§ **WORK ITEM**: Could the data below be copied out in full, word for word?

§ **SOURCE DATA**:
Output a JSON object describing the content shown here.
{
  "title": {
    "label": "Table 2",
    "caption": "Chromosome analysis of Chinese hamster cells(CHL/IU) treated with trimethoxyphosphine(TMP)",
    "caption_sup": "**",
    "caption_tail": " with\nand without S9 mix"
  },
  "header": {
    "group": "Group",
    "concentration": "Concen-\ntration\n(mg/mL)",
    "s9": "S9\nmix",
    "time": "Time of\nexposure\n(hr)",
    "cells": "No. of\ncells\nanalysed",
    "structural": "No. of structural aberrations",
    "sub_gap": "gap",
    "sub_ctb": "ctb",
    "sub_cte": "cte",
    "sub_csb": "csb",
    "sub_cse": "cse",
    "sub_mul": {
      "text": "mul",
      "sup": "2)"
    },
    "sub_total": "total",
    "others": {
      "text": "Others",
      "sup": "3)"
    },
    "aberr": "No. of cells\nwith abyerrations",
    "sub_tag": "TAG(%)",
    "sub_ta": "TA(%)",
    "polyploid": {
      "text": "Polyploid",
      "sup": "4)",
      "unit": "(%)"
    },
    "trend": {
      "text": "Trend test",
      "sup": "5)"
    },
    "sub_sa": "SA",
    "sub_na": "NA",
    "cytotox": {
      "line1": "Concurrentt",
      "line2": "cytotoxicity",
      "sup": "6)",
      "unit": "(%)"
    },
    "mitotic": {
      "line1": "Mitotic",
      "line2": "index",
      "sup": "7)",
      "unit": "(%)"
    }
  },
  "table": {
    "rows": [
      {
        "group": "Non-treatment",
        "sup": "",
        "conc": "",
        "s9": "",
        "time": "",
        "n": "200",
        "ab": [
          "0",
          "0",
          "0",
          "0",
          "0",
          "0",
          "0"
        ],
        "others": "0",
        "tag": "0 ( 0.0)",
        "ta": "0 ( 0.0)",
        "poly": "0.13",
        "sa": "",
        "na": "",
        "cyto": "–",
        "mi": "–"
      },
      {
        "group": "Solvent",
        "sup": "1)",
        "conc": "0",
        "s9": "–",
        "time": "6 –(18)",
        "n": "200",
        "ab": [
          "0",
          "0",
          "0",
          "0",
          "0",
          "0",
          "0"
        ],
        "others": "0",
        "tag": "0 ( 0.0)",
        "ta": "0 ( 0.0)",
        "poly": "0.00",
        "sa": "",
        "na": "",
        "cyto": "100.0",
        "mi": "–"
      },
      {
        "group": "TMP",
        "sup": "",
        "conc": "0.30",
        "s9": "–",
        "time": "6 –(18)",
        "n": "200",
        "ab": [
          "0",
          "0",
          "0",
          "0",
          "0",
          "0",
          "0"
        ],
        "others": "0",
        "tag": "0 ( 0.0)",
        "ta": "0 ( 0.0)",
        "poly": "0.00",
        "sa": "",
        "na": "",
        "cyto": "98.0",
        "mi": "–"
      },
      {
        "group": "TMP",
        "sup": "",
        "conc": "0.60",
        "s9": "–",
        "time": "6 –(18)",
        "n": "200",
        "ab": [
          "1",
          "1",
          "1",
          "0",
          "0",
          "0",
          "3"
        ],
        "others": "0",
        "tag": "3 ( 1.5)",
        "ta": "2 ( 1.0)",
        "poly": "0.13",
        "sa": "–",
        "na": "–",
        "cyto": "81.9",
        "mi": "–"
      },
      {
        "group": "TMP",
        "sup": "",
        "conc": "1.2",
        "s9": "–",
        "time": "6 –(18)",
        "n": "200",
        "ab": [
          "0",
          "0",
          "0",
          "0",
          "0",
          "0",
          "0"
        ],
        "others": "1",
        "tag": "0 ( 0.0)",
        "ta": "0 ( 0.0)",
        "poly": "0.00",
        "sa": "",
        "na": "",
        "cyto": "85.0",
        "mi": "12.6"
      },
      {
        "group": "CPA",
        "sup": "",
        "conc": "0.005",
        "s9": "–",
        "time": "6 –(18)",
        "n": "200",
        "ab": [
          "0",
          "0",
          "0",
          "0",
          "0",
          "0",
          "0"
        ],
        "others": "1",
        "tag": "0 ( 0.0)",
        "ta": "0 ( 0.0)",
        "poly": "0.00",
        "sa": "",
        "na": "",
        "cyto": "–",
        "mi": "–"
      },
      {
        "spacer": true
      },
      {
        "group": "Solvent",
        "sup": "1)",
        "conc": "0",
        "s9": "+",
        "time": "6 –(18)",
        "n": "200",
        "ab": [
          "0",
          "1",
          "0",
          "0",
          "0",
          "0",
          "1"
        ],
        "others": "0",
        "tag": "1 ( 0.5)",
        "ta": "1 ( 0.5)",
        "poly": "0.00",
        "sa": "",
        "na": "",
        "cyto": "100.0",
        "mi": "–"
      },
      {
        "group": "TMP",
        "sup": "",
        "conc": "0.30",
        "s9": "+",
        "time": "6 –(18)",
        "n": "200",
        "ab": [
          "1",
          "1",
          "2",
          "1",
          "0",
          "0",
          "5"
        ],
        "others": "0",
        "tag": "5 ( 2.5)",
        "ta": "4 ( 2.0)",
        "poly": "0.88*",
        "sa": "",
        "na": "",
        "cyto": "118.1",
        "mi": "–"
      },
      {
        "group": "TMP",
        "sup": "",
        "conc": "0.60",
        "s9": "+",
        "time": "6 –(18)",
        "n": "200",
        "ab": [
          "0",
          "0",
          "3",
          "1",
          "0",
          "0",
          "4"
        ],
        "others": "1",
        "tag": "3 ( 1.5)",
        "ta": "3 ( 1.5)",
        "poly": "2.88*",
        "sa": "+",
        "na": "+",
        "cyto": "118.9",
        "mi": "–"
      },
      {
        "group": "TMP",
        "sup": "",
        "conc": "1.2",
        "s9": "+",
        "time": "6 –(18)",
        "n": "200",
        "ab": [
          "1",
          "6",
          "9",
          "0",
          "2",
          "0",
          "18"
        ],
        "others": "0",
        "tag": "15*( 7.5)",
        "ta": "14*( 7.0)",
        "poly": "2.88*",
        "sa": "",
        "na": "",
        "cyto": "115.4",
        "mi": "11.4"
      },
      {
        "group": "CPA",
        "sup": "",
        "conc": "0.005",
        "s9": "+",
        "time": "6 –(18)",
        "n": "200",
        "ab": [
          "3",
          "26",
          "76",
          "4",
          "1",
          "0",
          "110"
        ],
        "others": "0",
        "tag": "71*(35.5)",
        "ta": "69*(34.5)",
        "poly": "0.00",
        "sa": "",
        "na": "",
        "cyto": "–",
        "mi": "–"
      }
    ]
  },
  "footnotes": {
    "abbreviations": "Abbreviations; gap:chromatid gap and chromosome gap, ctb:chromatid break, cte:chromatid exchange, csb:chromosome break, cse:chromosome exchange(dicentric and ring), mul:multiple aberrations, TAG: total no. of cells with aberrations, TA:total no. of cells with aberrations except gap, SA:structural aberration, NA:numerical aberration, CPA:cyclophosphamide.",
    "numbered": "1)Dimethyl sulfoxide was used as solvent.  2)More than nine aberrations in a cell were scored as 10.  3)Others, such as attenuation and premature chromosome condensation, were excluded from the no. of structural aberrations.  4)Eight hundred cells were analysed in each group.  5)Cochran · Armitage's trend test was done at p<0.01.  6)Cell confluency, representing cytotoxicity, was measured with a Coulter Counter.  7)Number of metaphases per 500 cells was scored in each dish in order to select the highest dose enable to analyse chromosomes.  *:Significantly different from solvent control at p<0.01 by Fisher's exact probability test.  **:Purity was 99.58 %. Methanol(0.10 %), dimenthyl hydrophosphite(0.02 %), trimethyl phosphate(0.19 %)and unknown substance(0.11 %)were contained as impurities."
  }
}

§ **ANSWER**:
Output a JSON object describing the content shown here.
{
  "title": {
    "label": "Table 2",
    "caption": "Chromosome analysis of Chinese hamster cells(CHL/IU) treated with trimethoxyphosphine(TMP)",
    "caption_sup": "**",
    "caption_tail": " with\nand without S9 mix"
  },
  "header": {
    "group": "Group",
    "concentration": "Concen-\ntration\n(mg/mL)",
    "s9": "S9\nmix",
    "time": "Time of\nexposure\n(hr)",
    "cells": "No. of\ncells\nanalysed",
    "structural": "No. of structural aberrations",
    "sub_gap": "gap",
    "sub_ctb": "ctb",
    "sub_cte": "cte",
    "sub_csb": "csb",
    "sub_cse": "cse",
    "sub_mul": {
      "text": "mul",
      "sup": "2)"
    },
    "sub_total": "total",
    "others": {
      "text": "Others",
      "sup": "3)"
    },
    "aberr": "No. of cells\nwith abyerrations",
    "sub_tag": "TAG(%)",
    "sub_ta": "TA(%)",
    "polyploid": {
      "text": "Polyploid",
      "sup": "4)",
      "unit": "(%)"
    },
    "trend": {
      "text": "Trend test",
      "sup": "5)"
    },
    "sub_sa": "SA",
    "sub_na": "NA",
    "cytotox": {
      "line1": "Concurrentt",
      "line2": "cytotoxicity",
      "sup": "6)",
      "unit": "(%)"
    },
    "mitotic": {
      "line1": "Mitotic",
      "line2": "index",
      "sup": "7)",
      "unit": "(%)"
    }
  },
  "table": {
    "rows": [
      {
        "group": "Non-treatment",
        "sup": "",
        "conc": "",
        "s9": "",
        "time": "",
        "n": "200",
        "ab": [
          "0",
          "0",
          "0",
          "0",
          "0",
          "0",
          "0"
        ],
        "others": "0",
        "tag": "0 ( 0.0)",
        "ta": "0 ( 0.0)",
        "poly": "0.13",
        "sa": "",
        "na": "",
        "cyto": "–",
        "mi": "–"
      },
      {
        "group": "Solvent",
        "sup": "1)",
        "conc": "0",
        "s9": "–",
        "time": "6 –(18)",
        "n": "200",
        "ab": [
          "0",
          "0",
          "0",
          "0",
          "0",
          "0",
          "0"
        ],
        "others": "0",
        "tag": "0 ( 0.0)",
        "ta": "0 ( 0.0)",
        "poly": "0.00",
        "sa": "",
        "na": "",
        "cyto": "100.0",
        "mi": "–"
      },
      {
        "group": "TMP",
        "sup": "",
        "conc": "0.30",
        "s9": "–",
        "time": "6 –(18)",
        "n": "200",
        "ab": [
          "0",
          "0",
          "0",
          "0",
          "0",
          "0",
          "0"
        ],
        "others": "0",
        "tag": "0 ( 0.0)",
        "ta": "0 ( 0.0)",
        "poly": "0.00",
        "sa": "",
        "na": "",
        "cyto": "98.0",
        "mi": "–"
      },
      {
        "group": "TMP",
        "sup": "",
        "conc": "0.60",
        "s9": "–",
        "time": "6 –(18)",
        "n": "200",
        "ab": [
          "1",
          "1",
          "1",
          "0",
          "0",
          "0",
          "3"
        ],
        "others": "0",
        "tag": "3 ( 1.5)",
        "ta": "2 ( 1.0)",
        "poly": "0.13",
        "sa": "–",
        "na": "–",
        "cyto": "81.9",
        "mi": "–"
      },
      {
        "group": "TMP",
        "sup": "",
        "conc": "1.2",
        "s9": "–",
        "time": "6 –(18)",
        "n": "200",
        "ab": [
          "0",
          "0",
          "0",
          "0",
          "0",
          "0",
          "0"
        ],
        "others": "1",
        "tag": "0 ( 0.0)",
        "ta": "0 ( 0.0)",
        "poly": "0.00",
        "sa": "",
        "na": "",
        "cyto": "85.0",
        "mi": "12.6"
      },
      {
        "group": "CPA",
        "sup": "",
        "conc": "0.005",
        "s9": "–",
        "time": "6 –(18)",
        "n": "200",
        "ab": [
          "0",
          "0",
          "0",
          "0",
          "0",
          "0",
          "0"
        ],
        "others": "1",
        "tag": "0 ( 0.0)",
        "ta": "0 ( 0.0)",
        "poly": "0.00",
        "sa": "",
        "na": "",
        "cyto": "–",
        "mi": "–"
      },
      {
        "spacer": true
      },
      {
        "group": "Solvent",
        "sup": "1)",
        "conc": "0",
        "s9": "+",
        "time": "6 –(18)",
        "n": "200",
        "ab": [
          "0",
          "1",
          "0",
          "0",
          "0",
          "0",
          "1"
        ],
        "others": "0",
        "tag": "1 ( 0.5)",
        "ta": "1 ( 0.5)",
        "poly": "0.00",
        "sa": "",
        "na": "",
        "cyto": "100.0",
        "mi": "–"
      },
      {
        "group": "TMP",
        "sup": "",
        "conc": "0.30",
        "s9": "+",
        "time": "6 –(18)",
        "n": "200",
        "ab": [
          "1",
          "1",
          "2",
          "1",
          "0",
          "0",
          "5"
        ],
        "others": "0",
        "tag": "5 ( 2.5)",
        "ta": "4 ( 2.0)",
        "poly": "0.88*",
        "sa": "",
        "na": "",
        "cyto": "118.1",
        "mi": "–"
      },
      {
        "group": "TMP",
        "sup": "",
        "conc": "0.60",
        "s9": "+",
        "time": "6 –(18)",
        "n": "200",
        "ab": [
          "0",
          "0",
          "3",
          "1",
          "0",
          "0",
          "4"
        ],
        "others": "1",
        "tag": "3 ( 1.5)",
        "ta": "3 ( 1.5)",
        "poly": "2.88*",
        "sa": "+",
        "na": "+",
        "cyto": "118.9",
        "mi": "–"
      },
      {
        "group": "TMP",
        "sup": "",
        "conc": "1.2",
        "s9": "+",
        "time": "6 –(18)",
        "n": "200",
        "ab": [
          "1",
          "6",
          "9",
          "0",
          "2",
          "0",
          "18"
        ],
        "others": "0",
        "tag": "15*( 7.5)",
        "ta": "14*( 7.0)",
        "poly": "2.88*",
        "sa": "",
        "na": "",
        "cyto": "115.4",
        "mi": "11.4"
      },
      {
        "group": "CPA",
        "sup": "",
        "conc": "0.005",
        "s9": "+",
        "time": "6 –(18)",
        "n": "200",
        "ab": [
          "3",
          "26",
          "76",
          "4",
          "1",
          "0",
          "110"
        ],
        "others": "0",
        "tag": "71*(35.5)",
        "ta": "69*(34.5)",
        "poly": "0.00",
        "sa": "",
        "na": "",
        "cyto": "–",
        "mi": "–"
      }
    ]
  },
  "footnotes": {
    "abbreviations": "Abbreviations; gap:chromatid gap and chromosome gap, ctb:chromatid break, cte:chromatid exchange, csb:chromosome break, cse:chromosome exchange(dicentric and ring), mul:multiple aberrations, TAG: total no. of cells with aberrations, TA:total no. of cells with aberrations except gap, SA:structural aberration, NA:numerical aberration, CPA:cyclophosphamide.",
    "numbered": "1)Dimethyl sulfoxide was used as solvent.  2)More than nine aberrations in a cell were scored as 10.  3)Others, such as attenuation and premature chromosome condensation, were excluded from the no. of structural aberrations.  4)Eight hundred cells were analysed in each group.  5)Cochran · Armitage's trend test was done at p<0.01.  6)Cell confluency, representing cytotoxicity, was measured with a Coulter Counter.  7)Number of metaphases per 500 cells was scored in each dish in order to select the highest dose enable to analyse chromosomes.  *:Significantly different from solvent control at p<0.01 by Fisher's exact probability test.  **:Purity was 99.58 %. Methanol(0.10 %), dimenthyl hydrophosphite(0.02 %), trimethyl phosphate(0.19 %)and unknown substance(0.11 %)were contained as impurities."
  }
}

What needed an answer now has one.